Assignment:
Write out all of the entries, matching the original exactly.

Provided material:
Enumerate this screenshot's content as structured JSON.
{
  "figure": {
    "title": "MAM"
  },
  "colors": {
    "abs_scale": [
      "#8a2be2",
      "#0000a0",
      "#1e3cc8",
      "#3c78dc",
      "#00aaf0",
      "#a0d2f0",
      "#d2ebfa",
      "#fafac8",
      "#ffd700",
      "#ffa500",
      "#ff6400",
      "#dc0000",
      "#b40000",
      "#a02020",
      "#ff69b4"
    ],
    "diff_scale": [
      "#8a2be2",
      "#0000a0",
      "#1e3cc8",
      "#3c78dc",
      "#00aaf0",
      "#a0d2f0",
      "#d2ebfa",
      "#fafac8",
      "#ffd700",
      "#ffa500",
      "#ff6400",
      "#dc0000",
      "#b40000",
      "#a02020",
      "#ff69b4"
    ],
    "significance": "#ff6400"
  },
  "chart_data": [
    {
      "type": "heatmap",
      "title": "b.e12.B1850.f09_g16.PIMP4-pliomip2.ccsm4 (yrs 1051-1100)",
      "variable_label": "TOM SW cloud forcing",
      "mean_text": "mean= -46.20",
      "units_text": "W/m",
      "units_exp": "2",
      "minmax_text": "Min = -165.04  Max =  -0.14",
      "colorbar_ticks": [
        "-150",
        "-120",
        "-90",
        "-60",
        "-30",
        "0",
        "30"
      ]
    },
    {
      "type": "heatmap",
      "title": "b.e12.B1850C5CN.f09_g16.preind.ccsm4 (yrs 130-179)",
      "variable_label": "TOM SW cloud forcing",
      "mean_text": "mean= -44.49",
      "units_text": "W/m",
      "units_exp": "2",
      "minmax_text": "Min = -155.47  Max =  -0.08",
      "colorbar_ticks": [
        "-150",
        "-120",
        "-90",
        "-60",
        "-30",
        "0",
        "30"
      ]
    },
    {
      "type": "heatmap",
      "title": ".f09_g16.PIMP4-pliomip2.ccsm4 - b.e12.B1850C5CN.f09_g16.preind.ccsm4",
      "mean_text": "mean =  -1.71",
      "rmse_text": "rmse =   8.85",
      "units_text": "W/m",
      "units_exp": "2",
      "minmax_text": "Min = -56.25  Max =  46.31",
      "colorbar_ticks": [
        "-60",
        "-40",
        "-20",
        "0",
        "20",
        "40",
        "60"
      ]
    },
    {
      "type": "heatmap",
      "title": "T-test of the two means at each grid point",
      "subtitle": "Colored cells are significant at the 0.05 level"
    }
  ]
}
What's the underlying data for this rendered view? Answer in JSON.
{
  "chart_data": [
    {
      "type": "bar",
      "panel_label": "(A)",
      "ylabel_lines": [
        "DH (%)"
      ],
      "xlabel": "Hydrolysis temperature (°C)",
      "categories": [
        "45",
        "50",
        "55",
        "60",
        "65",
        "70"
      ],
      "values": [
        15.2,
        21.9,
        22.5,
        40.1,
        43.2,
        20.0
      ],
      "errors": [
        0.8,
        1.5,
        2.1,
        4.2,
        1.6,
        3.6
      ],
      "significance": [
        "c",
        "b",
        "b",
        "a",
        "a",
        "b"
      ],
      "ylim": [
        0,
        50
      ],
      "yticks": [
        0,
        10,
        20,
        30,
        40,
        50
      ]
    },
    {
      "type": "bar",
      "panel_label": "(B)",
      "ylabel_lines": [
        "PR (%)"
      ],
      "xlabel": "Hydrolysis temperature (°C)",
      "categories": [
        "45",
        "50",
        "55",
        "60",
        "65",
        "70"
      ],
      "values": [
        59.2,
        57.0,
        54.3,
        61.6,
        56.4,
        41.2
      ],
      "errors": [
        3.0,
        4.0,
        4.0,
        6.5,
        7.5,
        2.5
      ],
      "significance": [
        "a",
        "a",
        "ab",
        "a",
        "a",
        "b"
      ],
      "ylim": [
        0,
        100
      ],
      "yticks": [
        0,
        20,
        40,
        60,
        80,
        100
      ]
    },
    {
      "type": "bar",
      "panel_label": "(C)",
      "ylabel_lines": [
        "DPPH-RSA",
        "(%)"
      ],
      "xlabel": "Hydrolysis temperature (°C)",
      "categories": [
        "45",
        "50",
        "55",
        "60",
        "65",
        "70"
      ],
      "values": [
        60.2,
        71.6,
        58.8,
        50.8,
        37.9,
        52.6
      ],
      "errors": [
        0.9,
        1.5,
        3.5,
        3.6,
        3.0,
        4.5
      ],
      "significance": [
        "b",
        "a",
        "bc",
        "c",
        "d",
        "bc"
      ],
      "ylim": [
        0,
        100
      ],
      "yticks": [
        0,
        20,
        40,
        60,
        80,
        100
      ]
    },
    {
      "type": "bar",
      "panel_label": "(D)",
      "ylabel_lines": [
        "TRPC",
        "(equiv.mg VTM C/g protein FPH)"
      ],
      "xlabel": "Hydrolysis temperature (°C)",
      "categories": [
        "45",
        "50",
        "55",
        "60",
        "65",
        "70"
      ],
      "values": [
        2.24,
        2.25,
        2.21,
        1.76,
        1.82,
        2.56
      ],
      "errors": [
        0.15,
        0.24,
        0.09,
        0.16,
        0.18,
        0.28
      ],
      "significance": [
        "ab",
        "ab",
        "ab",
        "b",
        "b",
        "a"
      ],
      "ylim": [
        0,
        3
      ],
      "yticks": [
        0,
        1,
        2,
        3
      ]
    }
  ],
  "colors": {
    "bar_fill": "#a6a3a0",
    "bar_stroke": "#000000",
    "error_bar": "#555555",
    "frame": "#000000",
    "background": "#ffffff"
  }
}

Task output:
Enumerate this screenshot's content as structured JSON.
{
  "figure": {
    "title": "MAM"
  },
  "colors": {
    "abs_scale": [
      "#8a2be2",
      "#0000a0",
      "#1e3cc8",
      "#3c78dc",
      "#00aaf0",
      "#a0d2f0",
      "#d2ebfa",
      "#fafac8",
      "#ffd700",
      "#ffa500",
      "#ff6400",
      "#dc0000",
      "#b40000",
      "#a02020",
      "#ff69b4"
    ],
    "diff_scale": [
      "#8a2be2",
      "#0000a0",
      "#1e3cc8",
      "#3c78dc",
      "#00aaf0",
      "#a0d2f0",
      "#d2ebfa",
      "#fafac8",
      "#ffd700",
      "#ffa500",
      "#ff6400",
      "#dc0000",
      "#b40000",
      "#a02020",
      "#ff69b4"
    ],
    "significance": "#ff6400"
  },
  "chart_data": [
    {
      "type": "heatmap",
      "title": "b.e12.B1850.f09_g16.PIMP4-pliomip2.ccsm4 (yrs 1051-1100)",
      "variable_label": "TOM SW cloud forcing",
      "mean_text": "mean= -46.20",
      "units_text": "W/m",
      "units_exp": "2",
      "minmax_text": "Min = -165.04  Max =  -0.14",
      "colorbar_ticks": [
        "-150",
        "-120",
        "-90",
        "-60",
        "-30",
        "0",
        "30"
      ]
    },
    {
      "type": "heatmap",
      "title": "b.e12.B1850C5CN.f09_g16.preind.ccsm4 (yrs 130-179)",
      "variable_label": "TOM SW cloud forcing",
      "mean_text": "mean= -44.49",
      "units_text": "W/m",
      "units_exp": "2",
      "minmax_text": "Min = -155.47  Max =  -0.08",
      "colorbar_ticks": [
        "-150",
        "-120",
        "-90",
        "-60",
        "-30",
        "0",
        "30"
      ]
    },
    {
      "type": "heatmap",
      "title": ".f09_g16.PIMP4-pliomip2.ccsm4 - b.e12.B1850C5CN.f09_g16.preind.ccsm4",
      "mean_text": "mean =  -1.71",
      "rmse_text": "rmse =   8.85",
      "units_text": "W/m",
      "units_exp": "2",
      "minmax_text": "Min = -56.25  Max =  46.31",
      "colorbar_ticks": [
        "-60",
        "-40",
        "-20",
        "0",
        "20",
        "40",
        "60"
      ]
    },
    {
      "type": "heatmap",
      "title": "T-test of the two means at each grid point",
      "subtitle": "Colored cells are significant at the 0.05 level"
    }
  ]
}
What's the underlying data for this rendered view? Answer in JSON.
{
  "chart_data": [
    {
      "type": "bar",
      "panel_label": "(A)",
      "ylabel_lines": [
        "DH (%)"
      ],
      "xlabel": "Hydrolysis temperature (°C)",
      "categories": [
        "45",
        "50",
        "55",
        "60",
        "65",
        "70"
      ],
      "values": [
        15.2,
        21.9,
        22.5,
        40.1,
        43.2,
        20.0
      ],
      "errors": [
        0.8,
        1.5,
        2.1,
        4.2,
        1.6,
        3.6
      ],
      "significance": [
        "c",
        "b",
        "b",
        "a",
        "a",
        "b"
      ],
      "ylim": [
        0,
        50
      ],
      "yticks": [
        0,
        10,
        20,
        30,
        40,
        50
      ]
    },
    {
      "type": "bar",
      "panel_label": "(B)",
      "ylabel_lines": [
        "PR (%)"
      ],
      "xlabel": "Hydrolysis temperature (°C)",
      "categories": [
        "45",
        "50",
        "55",
        "60",
        "65",
        "70"
      ],
      "values": [
        59.2,
        57.0,
        54.3,
        61.6,
        56.4,
        41.2
      ],
      "errors": [
        3.0,
        4.0,
        4.0,
        6.5,
        7.5,
        2.5
      ],
      "significance": [
        "a",
        "a",
        "ab",
        "a",
        "a",
        "b"
      ],
      "ylim": [
        0,
        100
      ],
      "yticks": [
        0,
        20,
        40,
        60,
        80,
        100
      ]
    },
    {
      "type": "bar",
      "panel_label": "(C)",
      "ylabel_lines": [
        "DPPH-RSA",
        "(%)"
      ],
      "xlabel": "Hydrolysis temperature (°C)",
      "categories": [
        "45",
        "50",
        "55",
        "60",
        "65",
        "70"
      ],
      "values": [
        60.2,
        71.6,
        58.8,
        50.8,
        37.9,
        52.6
      ],
      "errors": [
        0.9,
        1.5,
        3.5,
        3.6,
        3.0,
        4.5
      ],
      "significance": [
        "b",
        "a",
        "bc",
        "c",
        "d",
        "bc"
      ],
      "ylim": [
        0,
        100
      ],
      "yticks": [
        0,
        20,
        40,
        60,
        80,
        100
      ]
    },
    {
      "type": "bar",
      "panel_label": "(D)",
      "ylabel_lines": [
        "TRPC",
        "(equiv.mg VTM C/g protein FPH)"
      ],
      "xlabel": "Hydrolysis temperature (°C)",
      "categories": [
        "45",
        "50",
        "55",
        "60",
        "65",
        "70"
      ],
      "values": [
        2.24,
        2.25,
        2.21,
        1.76,
        1.82,
        2.56
      ],
      "errors": [
        0.15,
        0.24,
        0.09,
        0.16,
        0.18,
        0.28
      ],
      "significance": [
        "ab",
        "ab",
        "ab",
        "b",
        "b",
        "a"
      ],
      "ylim": [
        0,
        3
      ],
      "yticks": [
        0,
        1,
        2,
        3
      ]
    }
  ],
  "colors": {
    "bar_fill": "#a6a3a0",
    "bar_stroke": "#000000",
    "error_bar": "#555555",
    "frame": "#000000",
    "background": "#ffffff"
  }
}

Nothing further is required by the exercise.